__YOUR TASK__
Exactly the lines from the one with "Output a JSON" through the one with "Enumerate this screenshot's", inclusive, are to be repeated, and the pictures are not.

##############################

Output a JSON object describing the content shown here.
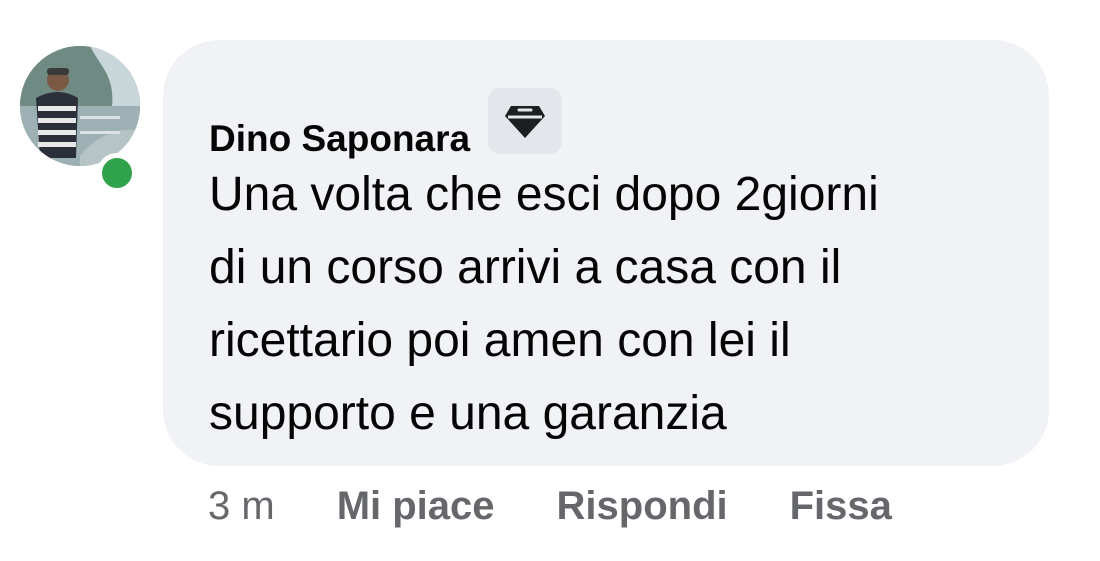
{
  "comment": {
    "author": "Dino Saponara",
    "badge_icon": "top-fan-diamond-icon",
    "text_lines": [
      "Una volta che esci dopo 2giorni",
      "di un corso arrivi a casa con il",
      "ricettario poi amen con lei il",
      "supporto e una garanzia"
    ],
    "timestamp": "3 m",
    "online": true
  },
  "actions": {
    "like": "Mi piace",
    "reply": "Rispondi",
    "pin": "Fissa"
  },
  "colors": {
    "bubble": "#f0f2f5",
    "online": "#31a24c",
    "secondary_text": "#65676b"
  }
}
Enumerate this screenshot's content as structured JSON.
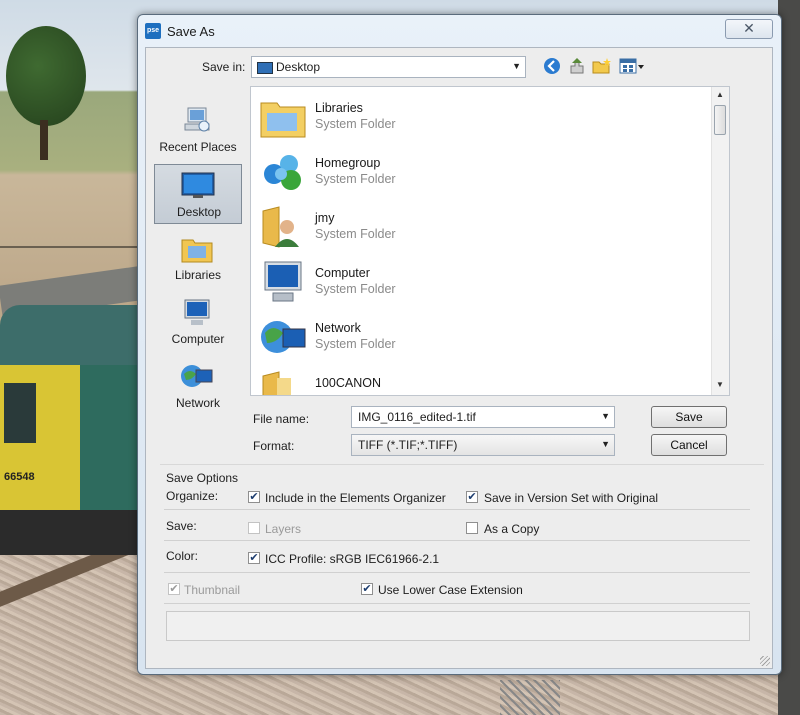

##############################

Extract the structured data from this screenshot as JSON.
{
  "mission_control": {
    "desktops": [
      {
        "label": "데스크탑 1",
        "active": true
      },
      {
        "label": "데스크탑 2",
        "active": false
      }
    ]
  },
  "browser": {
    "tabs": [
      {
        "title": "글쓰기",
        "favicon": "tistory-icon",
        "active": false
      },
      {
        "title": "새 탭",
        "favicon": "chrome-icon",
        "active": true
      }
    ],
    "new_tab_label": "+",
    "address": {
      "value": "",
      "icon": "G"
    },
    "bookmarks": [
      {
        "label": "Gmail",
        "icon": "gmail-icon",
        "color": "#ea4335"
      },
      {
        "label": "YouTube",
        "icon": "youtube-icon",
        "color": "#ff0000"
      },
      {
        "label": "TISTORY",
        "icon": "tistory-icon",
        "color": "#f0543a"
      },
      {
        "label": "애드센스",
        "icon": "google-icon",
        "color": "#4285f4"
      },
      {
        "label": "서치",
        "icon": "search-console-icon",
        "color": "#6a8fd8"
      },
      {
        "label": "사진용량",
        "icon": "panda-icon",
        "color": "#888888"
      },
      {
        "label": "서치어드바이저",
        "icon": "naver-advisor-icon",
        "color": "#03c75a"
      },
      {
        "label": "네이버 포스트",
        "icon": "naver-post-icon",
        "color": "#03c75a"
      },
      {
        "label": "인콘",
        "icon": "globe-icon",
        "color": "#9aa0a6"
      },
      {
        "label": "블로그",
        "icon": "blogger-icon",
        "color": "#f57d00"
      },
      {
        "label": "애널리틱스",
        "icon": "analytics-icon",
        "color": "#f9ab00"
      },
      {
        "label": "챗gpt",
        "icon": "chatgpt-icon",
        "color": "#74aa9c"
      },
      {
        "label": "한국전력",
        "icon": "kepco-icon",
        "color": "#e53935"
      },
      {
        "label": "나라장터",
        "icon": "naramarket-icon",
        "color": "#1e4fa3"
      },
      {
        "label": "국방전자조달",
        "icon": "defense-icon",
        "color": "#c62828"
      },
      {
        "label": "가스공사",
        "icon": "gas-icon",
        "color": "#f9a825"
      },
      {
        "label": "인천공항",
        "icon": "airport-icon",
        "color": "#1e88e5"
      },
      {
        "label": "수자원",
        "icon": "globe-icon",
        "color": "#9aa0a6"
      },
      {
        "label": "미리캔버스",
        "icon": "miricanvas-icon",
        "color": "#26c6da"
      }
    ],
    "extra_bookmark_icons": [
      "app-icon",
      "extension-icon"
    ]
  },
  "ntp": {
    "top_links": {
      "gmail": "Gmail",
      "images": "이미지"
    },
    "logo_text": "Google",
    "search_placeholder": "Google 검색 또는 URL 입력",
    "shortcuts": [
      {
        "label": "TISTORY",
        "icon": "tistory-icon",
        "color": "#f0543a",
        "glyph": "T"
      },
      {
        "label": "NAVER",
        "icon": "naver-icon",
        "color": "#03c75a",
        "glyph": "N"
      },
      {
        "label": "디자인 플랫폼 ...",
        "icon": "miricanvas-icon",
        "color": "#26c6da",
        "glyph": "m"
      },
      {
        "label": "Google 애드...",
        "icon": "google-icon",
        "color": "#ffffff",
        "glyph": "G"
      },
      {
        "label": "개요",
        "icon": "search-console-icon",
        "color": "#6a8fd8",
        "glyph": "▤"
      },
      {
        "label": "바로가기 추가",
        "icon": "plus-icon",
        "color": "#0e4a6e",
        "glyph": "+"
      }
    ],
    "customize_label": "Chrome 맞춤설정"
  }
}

##############################

__PROBLEM SOLUTION__
Output a JSON object describing the content shown here.
{
  "comment": {
    "author": "Dino Saponara",
    "badge_icon": "top-fan-diamond-icon",
    "text_lines": [
      "Una volta che esci dopo 2giorni",
      "di un corso arrivi a casa con il",
      "ricettario poi amen con lei il",
      "supporto e una garanzia"
    ],
    "timestamp": "3 m",
    "online": true
  },
  "actions": {
    "like": "Mi piace",
    "reply": "Rispondi",
    "pin": "Fissa"
  },
  "colors": {
    "bubble": "#f0f2f5",
    "online": "#31a24c",
    "secondary_text": "#65676b"
  }
}
Enumerate this screenshot's content as structured JSON.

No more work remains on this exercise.